--- start Dataset excerpts ---

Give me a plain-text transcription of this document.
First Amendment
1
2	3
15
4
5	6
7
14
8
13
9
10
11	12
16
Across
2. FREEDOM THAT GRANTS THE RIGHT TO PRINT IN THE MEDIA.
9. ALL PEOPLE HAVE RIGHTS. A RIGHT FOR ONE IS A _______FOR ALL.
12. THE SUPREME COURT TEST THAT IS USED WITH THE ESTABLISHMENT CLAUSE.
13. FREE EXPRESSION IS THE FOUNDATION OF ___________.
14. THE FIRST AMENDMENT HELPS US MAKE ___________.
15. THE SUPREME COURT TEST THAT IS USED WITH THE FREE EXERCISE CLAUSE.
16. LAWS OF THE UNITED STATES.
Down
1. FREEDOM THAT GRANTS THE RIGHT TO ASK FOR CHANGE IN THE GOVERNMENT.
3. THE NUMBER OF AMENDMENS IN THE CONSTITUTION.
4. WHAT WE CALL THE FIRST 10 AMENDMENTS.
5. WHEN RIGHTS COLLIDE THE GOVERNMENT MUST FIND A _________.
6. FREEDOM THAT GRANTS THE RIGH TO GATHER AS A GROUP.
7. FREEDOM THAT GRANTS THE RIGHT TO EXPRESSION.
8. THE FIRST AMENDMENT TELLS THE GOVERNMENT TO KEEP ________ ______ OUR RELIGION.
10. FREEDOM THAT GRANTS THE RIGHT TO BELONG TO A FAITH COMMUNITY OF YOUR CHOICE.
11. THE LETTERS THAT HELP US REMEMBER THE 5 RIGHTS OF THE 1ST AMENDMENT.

--- end Dataset excerpts ---

- _Problem details_
Print the whole listing exactly as it is.

- _Solution to the exercise_
Give me a plain-text transcription of this document.
First Amendment
1
2	3
15
4
5	6
7
14
8
13
9
10
11	12
16
Across
2. FREEDOM THAT GRANTS THE RIGHT TO PRINT IN THE MEDIA.
9. ALL PEOPLE HAVE RIGHTS. A RIGHT FOR ONE IS A _______FOR ALL.
12. THE SUPREME COURT TEST THAT IS USED WITH THE ESTABLISHMENT CLAUSE.
13. FREE EXPRESSION IS THE FOUNDATION OF ___________.
14. THE FIRST AMENDMENT HELPS US MAKE ___________.
15. THE SUPREME COURT TEST THAT IS USED WITH THE FREE EXERCISE CLAUSE.
16. LAWS OF THE UNITED STATES.
Down
1. FREEDOM THAT GRANTS THE RIGHT TO ASK FOR CHANGE IN THE GOVERNMENT.
3. THE NUMBER OF AMENDMENS IN THE CONSTITUTION.
4. WHAT WE CALL THE FIRST 10 AMENDMENTS.
5. WHEN RIGHTS COLLIDE THE GOVERNMENT MUST FIND A _________.
6. FREEDOM THAT GRANTS THE RIGH TO GATHER AS A GROUP.
7. FREEDOM THAT GRANTS THE RIGHT TO EXPRESSION.
8. THE FIRST AMENDMENT TELLS THE GOVERNMENT TO KEEP ________ ______ OUR RELIGION.
10. FREEDOM THAT GRANTS THE RIGHT TO BELONG TO A FAITH COMMUNITY OF YOUR CHOICE.
11. THE LETTERS THAT HELP US REMEMBER THE 5 RIGHTS OF THE 1ST AMENDMENT.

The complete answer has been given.